▶ [Task directions] List all lines of the data that include the string "this".

====== Material provided

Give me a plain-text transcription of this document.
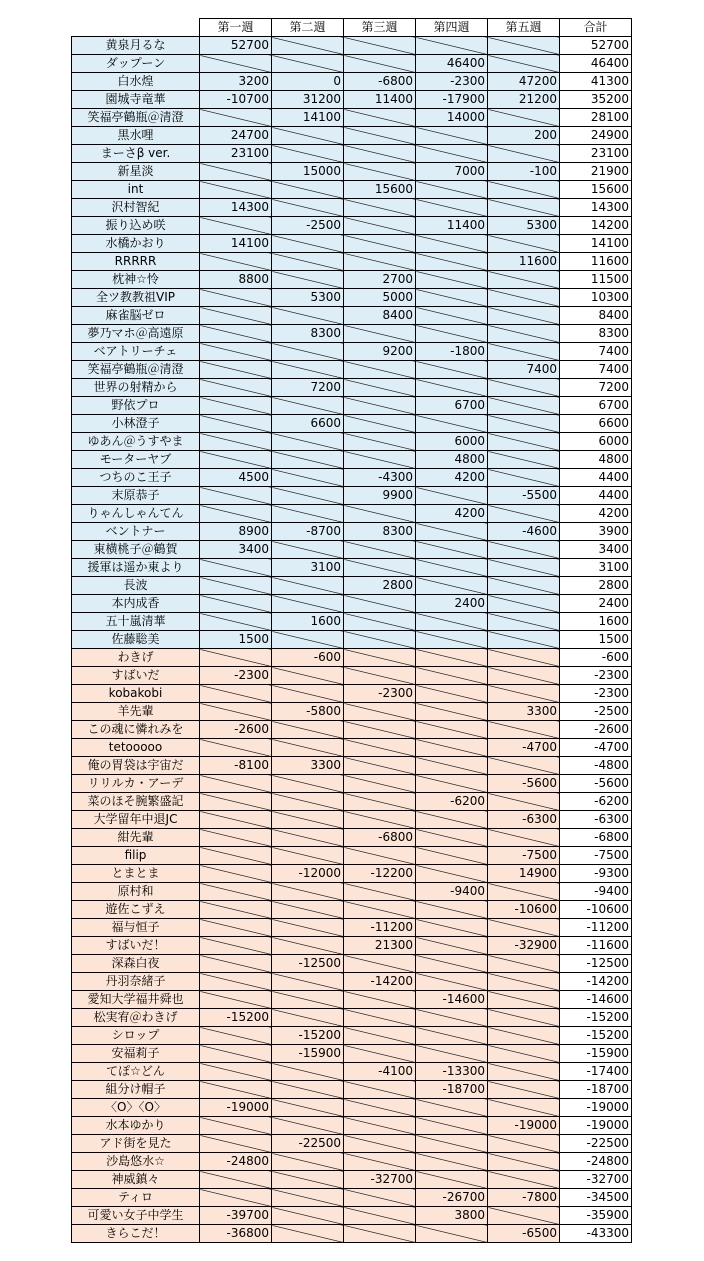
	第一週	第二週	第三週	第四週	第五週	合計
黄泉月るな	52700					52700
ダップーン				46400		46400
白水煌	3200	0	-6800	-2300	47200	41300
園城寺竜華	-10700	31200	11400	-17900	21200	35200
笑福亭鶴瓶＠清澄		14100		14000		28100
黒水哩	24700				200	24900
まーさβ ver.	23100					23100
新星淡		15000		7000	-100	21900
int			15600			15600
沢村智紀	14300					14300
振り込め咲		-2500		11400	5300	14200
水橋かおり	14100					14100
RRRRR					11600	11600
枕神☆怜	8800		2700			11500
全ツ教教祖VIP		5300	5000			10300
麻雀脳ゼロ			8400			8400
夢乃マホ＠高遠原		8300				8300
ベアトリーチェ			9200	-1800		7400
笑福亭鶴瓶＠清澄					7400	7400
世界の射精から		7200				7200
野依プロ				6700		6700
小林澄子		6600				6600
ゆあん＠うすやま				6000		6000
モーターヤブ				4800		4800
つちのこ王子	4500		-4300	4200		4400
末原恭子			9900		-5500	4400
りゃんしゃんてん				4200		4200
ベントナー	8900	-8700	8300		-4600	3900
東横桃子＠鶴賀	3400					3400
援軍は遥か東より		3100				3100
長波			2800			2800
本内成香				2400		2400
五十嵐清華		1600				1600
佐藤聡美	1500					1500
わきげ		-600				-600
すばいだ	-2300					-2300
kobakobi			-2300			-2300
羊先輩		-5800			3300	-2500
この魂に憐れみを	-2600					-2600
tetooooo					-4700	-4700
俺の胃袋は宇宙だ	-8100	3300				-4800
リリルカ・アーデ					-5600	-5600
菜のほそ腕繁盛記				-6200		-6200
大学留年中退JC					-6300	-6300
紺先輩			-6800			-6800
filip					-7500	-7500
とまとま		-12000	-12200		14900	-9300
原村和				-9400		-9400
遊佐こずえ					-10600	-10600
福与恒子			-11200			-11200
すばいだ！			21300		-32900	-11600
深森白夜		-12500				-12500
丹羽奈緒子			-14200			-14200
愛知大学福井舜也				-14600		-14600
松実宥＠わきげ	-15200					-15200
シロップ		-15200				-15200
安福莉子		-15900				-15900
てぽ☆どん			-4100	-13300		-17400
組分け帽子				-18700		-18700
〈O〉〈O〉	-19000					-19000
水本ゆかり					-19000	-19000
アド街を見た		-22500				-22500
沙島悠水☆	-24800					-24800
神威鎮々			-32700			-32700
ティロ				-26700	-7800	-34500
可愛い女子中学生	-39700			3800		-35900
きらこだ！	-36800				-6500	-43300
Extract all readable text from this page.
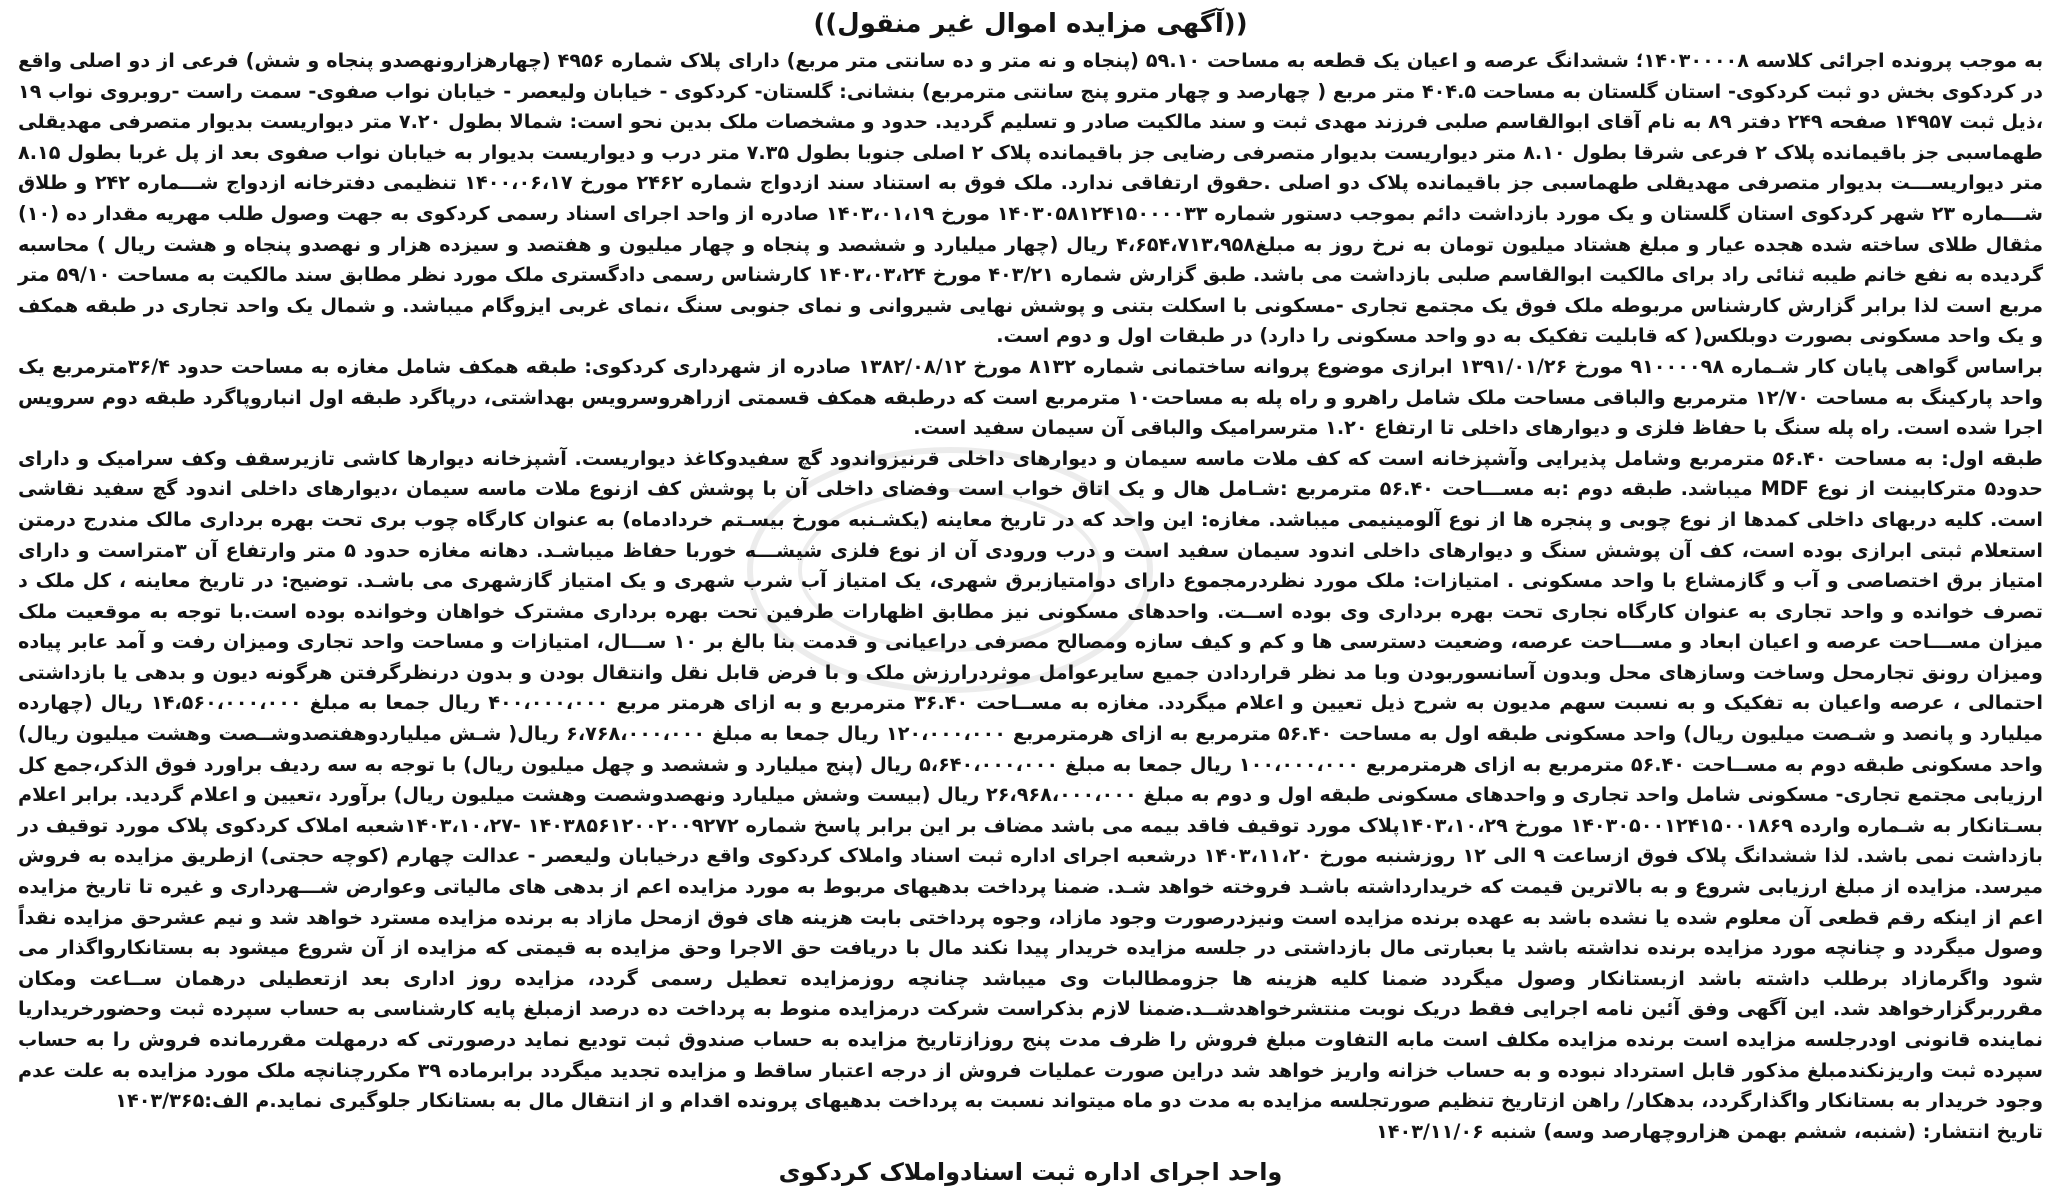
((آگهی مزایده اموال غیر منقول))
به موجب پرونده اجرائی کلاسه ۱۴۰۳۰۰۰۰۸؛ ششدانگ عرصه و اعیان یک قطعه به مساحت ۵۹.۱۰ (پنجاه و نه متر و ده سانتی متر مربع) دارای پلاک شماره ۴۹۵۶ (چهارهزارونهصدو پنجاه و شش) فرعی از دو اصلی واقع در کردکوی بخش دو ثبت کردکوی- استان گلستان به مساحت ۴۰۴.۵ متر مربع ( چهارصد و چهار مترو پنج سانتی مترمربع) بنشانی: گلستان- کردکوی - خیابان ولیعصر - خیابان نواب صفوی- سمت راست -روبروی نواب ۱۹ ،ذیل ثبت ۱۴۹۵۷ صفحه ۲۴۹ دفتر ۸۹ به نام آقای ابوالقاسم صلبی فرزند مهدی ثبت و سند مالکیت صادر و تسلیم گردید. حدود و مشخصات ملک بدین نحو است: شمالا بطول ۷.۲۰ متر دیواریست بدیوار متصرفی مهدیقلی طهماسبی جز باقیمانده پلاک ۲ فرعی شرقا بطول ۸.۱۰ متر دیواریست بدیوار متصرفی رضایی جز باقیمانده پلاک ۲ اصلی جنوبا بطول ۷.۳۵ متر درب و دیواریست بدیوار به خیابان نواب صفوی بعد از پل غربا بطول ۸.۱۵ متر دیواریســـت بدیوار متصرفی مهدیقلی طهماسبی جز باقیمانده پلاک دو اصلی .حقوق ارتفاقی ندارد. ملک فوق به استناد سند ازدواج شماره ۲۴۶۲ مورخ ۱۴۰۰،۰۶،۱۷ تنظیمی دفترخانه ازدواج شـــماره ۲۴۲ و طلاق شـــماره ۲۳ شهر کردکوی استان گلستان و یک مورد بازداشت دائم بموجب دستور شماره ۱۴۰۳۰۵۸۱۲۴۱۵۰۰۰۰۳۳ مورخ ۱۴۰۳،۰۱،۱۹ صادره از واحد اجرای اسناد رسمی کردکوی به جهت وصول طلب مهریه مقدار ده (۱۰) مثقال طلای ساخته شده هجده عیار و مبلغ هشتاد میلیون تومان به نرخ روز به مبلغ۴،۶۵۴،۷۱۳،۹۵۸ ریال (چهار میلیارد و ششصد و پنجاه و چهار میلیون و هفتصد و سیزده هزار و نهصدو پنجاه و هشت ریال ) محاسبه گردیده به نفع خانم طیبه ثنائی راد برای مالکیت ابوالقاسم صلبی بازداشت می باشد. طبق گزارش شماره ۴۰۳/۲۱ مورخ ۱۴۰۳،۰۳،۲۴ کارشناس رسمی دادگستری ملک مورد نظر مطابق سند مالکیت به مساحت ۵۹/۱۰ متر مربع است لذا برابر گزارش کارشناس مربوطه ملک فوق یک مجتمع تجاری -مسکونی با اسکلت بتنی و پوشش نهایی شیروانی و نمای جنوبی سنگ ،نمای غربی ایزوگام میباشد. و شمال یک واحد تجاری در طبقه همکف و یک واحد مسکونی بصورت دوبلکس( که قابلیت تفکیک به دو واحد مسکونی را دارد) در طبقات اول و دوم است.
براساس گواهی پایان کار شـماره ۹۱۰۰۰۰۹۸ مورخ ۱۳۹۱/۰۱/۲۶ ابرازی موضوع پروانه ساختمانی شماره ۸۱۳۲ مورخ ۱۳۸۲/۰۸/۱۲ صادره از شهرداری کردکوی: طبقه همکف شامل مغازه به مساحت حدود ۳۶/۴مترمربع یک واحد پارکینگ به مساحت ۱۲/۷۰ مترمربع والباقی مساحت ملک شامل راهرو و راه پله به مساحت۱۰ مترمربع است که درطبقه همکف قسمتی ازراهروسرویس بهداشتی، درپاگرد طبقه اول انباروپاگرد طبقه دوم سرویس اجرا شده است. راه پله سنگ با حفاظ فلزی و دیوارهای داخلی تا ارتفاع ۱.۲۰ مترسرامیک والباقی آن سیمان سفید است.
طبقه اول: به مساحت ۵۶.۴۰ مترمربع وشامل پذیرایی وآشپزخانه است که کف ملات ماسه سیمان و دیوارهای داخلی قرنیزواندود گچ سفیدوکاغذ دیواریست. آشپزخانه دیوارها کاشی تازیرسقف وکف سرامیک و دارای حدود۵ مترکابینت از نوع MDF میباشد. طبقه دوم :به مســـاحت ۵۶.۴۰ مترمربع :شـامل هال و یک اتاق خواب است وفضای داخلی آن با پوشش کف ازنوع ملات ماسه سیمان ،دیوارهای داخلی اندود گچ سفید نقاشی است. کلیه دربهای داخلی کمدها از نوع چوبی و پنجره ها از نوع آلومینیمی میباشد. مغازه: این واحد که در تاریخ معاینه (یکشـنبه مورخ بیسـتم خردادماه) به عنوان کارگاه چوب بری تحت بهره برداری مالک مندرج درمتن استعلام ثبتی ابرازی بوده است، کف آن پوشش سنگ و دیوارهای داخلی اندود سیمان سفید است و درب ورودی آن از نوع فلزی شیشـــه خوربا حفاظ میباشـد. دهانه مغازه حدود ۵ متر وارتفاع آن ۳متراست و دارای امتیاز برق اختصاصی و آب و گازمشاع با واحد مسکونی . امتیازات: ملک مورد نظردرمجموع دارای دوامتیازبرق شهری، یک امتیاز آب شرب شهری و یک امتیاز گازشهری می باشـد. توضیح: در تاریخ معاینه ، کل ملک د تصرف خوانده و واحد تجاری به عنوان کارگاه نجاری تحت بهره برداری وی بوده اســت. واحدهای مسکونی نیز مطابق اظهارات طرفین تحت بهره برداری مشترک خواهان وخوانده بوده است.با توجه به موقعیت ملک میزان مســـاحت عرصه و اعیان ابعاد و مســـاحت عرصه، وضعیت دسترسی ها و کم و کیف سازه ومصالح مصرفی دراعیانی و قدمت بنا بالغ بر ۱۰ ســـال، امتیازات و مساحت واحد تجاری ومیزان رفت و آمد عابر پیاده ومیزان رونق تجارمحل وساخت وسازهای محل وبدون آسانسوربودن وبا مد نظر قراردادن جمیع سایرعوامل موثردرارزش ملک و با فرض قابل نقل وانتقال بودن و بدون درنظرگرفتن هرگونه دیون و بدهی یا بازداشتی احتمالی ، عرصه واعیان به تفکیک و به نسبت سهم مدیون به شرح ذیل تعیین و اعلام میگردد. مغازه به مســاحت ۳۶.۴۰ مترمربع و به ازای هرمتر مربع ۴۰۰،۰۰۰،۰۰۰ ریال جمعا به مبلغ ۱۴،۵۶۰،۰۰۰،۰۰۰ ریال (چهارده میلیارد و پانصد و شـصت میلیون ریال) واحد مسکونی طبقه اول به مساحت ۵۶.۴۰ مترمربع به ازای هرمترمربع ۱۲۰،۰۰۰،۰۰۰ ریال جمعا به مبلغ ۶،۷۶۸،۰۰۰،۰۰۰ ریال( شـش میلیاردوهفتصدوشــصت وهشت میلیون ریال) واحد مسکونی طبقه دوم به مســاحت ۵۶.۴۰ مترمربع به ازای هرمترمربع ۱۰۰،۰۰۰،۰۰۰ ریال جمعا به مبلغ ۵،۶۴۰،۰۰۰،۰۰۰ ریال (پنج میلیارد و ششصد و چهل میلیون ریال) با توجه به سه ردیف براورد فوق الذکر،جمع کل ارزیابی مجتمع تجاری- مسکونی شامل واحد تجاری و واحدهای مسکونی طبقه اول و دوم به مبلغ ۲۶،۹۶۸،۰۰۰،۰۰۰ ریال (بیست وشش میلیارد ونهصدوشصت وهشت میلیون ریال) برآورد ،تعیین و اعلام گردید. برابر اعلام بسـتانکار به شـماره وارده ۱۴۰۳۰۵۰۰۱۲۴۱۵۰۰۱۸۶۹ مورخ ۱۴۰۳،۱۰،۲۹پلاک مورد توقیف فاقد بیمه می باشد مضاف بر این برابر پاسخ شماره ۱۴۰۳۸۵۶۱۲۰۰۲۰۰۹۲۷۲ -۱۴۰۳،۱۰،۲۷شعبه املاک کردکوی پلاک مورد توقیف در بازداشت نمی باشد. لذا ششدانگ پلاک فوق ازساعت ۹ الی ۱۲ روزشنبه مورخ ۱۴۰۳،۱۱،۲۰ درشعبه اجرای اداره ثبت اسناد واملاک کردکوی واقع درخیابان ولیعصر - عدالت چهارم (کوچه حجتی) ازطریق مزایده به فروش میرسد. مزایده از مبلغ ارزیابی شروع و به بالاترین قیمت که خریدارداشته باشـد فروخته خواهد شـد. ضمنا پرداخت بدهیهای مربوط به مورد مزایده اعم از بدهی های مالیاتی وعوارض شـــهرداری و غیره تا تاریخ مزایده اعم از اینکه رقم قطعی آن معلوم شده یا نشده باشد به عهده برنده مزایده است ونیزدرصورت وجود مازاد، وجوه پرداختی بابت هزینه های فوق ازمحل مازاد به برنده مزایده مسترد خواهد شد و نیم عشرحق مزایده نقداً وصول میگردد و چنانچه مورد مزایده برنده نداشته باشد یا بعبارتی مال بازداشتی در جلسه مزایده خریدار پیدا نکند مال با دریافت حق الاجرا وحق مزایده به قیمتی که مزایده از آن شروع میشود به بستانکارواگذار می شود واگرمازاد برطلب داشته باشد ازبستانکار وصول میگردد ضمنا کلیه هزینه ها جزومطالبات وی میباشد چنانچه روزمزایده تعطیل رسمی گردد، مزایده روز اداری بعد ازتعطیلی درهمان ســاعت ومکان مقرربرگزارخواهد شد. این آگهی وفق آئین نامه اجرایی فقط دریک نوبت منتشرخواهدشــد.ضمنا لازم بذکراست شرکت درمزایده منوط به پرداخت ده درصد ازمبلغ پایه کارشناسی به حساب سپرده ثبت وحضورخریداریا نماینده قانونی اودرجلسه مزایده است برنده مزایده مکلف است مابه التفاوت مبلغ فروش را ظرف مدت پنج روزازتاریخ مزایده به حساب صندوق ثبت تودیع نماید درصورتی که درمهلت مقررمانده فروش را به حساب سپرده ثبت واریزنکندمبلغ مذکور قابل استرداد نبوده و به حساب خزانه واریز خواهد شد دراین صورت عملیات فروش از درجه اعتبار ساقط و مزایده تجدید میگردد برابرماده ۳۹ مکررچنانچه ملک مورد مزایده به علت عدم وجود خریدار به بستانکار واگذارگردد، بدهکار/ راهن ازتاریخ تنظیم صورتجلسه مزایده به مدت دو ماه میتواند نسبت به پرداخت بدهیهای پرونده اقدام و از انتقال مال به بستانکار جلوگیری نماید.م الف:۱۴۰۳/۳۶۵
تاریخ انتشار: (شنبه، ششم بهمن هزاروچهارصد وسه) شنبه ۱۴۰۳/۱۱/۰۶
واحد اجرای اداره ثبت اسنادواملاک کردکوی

============

▶ [Worked answer]
Give me a plain-text transcription of this document.
Extract all readable text from this page.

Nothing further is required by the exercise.